┌─ Task input

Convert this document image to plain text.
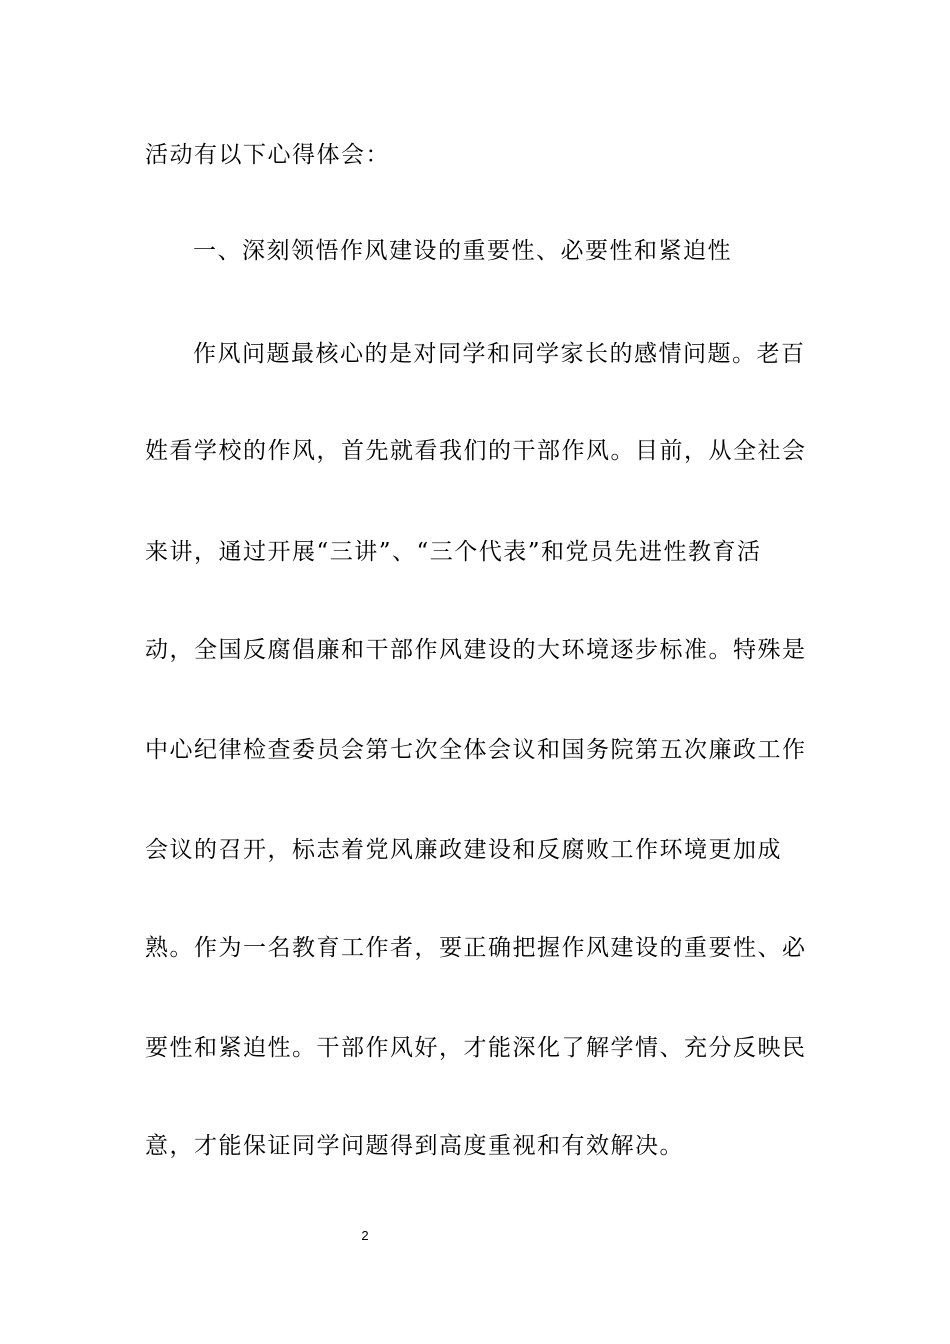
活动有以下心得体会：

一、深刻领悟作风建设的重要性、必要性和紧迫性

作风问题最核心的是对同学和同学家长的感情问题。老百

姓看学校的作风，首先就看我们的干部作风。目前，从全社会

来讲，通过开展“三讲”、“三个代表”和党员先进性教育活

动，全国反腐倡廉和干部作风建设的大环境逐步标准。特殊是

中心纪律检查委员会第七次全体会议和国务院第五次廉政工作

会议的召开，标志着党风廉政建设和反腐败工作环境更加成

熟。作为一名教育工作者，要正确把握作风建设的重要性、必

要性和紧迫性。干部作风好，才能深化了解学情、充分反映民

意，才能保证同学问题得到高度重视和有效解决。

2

└─
┌─ Task input

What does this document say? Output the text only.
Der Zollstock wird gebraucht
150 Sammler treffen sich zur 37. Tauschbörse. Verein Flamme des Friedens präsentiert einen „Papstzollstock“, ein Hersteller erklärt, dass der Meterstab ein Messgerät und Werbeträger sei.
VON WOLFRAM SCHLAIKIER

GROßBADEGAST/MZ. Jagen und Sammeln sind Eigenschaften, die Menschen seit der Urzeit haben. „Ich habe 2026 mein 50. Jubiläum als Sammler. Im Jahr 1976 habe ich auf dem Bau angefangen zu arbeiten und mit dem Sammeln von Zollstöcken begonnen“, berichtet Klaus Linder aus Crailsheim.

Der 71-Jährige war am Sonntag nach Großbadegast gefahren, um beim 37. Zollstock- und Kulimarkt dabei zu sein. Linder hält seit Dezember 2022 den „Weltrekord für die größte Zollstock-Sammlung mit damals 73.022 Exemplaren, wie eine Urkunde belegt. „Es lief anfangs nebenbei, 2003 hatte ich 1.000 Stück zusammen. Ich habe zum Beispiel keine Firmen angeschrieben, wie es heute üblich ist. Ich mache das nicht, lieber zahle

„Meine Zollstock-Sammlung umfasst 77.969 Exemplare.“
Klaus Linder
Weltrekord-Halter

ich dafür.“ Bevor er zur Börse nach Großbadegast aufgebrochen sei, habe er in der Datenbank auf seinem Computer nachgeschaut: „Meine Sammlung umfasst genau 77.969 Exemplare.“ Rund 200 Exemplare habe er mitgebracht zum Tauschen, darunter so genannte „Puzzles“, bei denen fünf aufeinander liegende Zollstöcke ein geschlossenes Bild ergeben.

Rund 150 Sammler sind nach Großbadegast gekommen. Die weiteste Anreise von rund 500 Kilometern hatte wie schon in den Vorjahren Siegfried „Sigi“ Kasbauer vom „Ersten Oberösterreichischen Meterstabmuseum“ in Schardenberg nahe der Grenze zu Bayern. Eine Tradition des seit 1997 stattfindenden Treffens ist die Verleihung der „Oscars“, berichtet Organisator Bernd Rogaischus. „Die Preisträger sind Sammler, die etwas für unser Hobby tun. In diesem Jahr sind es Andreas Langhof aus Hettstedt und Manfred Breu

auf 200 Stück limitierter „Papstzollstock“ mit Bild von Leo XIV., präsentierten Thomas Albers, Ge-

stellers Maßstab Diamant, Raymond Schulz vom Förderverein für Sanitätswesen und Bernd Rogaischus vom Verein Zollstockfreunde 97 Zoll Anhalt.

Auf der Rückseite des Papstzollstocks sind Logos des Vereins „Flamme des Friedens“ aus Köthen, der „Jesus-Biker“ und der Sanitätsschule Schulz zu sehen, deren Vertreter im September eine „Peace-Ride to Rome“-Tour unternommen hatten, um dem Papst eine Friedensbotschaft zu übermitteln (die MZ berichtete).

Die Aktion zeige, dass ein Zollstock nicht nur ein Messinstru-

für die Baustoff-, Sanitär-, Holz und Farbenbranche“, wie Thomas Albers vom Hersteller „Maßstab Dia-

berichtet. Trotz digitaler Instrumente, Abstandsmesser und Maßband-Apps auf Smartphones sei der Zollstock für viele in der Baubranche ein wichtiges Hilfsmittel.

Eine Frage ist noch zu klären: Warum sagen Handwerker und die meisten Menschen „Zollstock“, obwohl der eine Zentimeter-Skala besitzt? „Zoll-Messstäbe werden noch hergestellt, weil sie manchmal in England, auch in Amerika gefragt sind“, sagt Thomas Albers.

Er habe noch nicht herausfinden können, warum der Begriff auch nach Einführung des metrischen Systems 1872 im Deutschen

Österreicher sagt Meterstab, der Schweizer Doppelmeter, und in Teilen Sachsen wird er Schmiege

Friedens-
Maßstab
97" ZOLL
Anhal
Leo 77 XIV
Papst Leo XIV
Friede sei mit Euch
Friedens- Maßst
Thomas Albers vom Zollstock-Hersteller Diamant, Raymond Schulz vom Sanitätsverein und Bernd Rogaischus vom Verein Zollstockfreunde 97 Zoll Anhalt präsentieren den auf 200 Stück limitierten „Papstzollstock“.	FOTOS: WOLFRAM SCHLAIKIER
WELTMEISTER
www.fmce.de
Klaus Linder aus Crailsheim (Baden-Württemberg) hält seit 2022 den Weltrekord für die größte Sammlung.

└─

## To be done
Pick out all the lines with the word "Diamant" in them and copy them.

## Result of the exercise
stellers Maßstab Diamant, Raymond Schulz vom Förderverein für Sanitätswesen und Bernd Rogaischus vom Verein Zollstockfreunde 97 Zoll Anhalt.
Thomas Albers vom Zollstock-Hersteller Diamant, Raymond Schulz vom Sanitätsverein und Bernd Rogaischus vom Verein Zollstockfreunde 97 Zoll Anhalt präsentieren den auf 200 Stück limitierten „Papstzollstock“.	FOTOS: WOLFRAM SCHLAIKIER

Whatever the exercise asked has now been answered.